WHAT IS REQUIRED:
Reproduce word for word everything from the start of the records down through the line containing "The upper cap 13 is at (208, 537).", including that line.

STORED DATA:
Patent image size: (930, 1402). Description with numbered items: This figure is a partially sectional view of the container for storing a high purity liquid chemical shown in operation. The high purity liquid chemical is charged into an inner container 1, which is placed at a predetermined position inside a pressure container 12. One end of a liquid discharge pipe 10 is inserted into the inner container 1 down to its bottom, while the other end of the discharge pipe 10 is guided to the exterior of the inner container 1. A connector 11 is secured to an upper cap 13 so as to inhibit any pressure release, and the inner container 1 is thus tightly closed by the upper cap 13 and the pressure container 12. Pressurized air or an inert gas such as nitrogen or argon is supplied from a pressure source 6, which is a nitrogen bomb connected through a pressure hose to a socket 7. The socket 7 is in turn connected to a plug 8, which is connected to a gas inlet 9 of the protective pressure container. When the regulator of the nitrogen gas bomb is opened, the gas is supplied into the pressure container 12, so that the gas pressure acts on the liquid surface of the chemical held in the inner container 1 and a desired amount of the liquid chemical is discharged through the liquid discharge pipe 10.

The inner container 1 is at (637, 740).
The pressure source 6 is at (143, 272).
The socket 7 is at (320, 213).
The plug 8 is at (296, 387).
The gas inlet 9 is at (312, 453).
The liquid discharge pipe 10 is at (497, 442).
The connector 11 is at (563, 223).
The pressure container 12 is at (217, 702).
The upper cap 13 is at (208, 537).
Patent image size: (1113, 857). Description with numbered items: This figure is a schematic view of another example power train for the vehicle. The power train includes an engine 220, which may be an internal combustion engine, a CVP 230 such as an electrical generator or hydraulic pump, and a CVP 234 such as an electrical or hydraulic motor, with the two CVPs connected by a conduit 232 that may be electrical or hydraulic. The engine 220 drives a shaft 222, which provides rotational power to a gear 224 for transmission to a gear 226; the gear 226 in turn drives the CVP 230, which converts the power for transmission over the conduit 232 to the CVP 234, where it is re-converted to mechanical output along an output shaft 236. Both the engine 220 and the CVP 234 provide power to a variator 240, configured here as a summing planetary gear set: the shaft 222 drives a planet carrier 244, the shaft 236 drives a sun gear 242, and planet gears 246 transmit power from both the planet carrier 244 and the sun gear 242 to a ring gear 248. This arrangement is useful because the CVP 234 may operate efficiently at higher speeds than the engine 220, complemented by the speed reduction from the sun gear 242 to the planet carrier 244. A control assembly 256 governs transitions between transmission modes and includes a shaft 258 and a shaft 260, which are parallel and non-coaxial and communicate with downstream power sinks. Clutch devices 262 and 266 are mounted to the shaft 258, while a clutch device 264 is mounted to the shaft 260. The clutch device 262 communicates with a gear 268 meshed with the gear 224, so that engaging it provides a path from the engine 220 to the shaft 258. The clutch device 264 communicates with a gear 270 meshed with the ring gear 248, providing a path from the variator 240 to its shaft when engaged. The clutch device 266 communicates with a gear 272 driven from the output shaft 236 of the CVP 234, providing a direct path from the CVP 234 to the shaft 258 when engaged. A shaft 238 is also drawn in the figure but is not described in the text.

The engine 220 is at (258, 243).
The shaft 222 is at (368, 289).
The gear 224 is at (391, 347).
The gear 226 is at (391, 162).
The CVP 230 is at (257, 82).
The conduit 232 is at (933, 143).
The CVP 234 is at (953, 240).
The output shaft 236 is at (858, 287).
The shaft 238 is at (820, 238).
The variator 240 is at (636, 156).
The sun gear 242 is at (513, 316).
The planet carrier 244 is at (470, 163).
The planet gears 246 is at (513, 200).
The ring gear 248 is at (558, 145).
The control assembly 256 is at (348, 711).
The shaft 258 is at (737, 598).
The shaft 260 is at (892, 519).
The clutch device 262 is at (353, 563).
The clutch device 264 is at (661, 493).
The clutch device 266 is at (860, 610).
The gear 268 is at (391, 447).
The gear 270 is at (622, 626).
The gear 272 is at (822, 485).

OUTPUT:
Patent image size: (930, 1402). Description with numbered items: This figure is a partially sectional view of the container for storing a high purity liquid chemical shown in operation. The high purity liquid chemical is charged into an inner container 1, which is placed at a predetermined position inside a pressure container 12. One end of a liquid discharge pipe 10 is inserted into the inner container 1 down to its bottom, while the other end of the discharge pipe 10 is guided to the exterior of the inner container 1. A connector 11 is secured to an upper cap 13 so as to inhibit any pressure release, and the inner container 1 is thus tightly closed by the upper cap 13 and the pressure container 12. Pressurized air or an inert gas such as nitrogen or argon is supplied from a pressure source 6, which is a nitrogen bomb connected through a pressure hose to a socket 7. The socket 7 is in turn connected to a plug 8, which is connected to a gas inlet 9 of the protective pressure container. When the regulator of the nitrogen gas bomb is opened, the gas is supplied into the pressure container 12, so that the gas pressure acts on the liquid surface of the chemical held in the inner container 1 and a desired amount of the liquid chemical is discharged through the liquid discharge pipe 10.

The inner container 1 is at (637, 740).
The pressure source 6 is at (143, 272).
The socket 7 is at (320, 213).
The plug 8 is at (296, 387).
The gas inlet 9 is at (312, 453).
The liquid discharge pipe 10 is at (497, 442).
The connector 11 is at (563, 223).
The pressure container 12 is at (217, 702).
The upper cap 13 is at (208, 537).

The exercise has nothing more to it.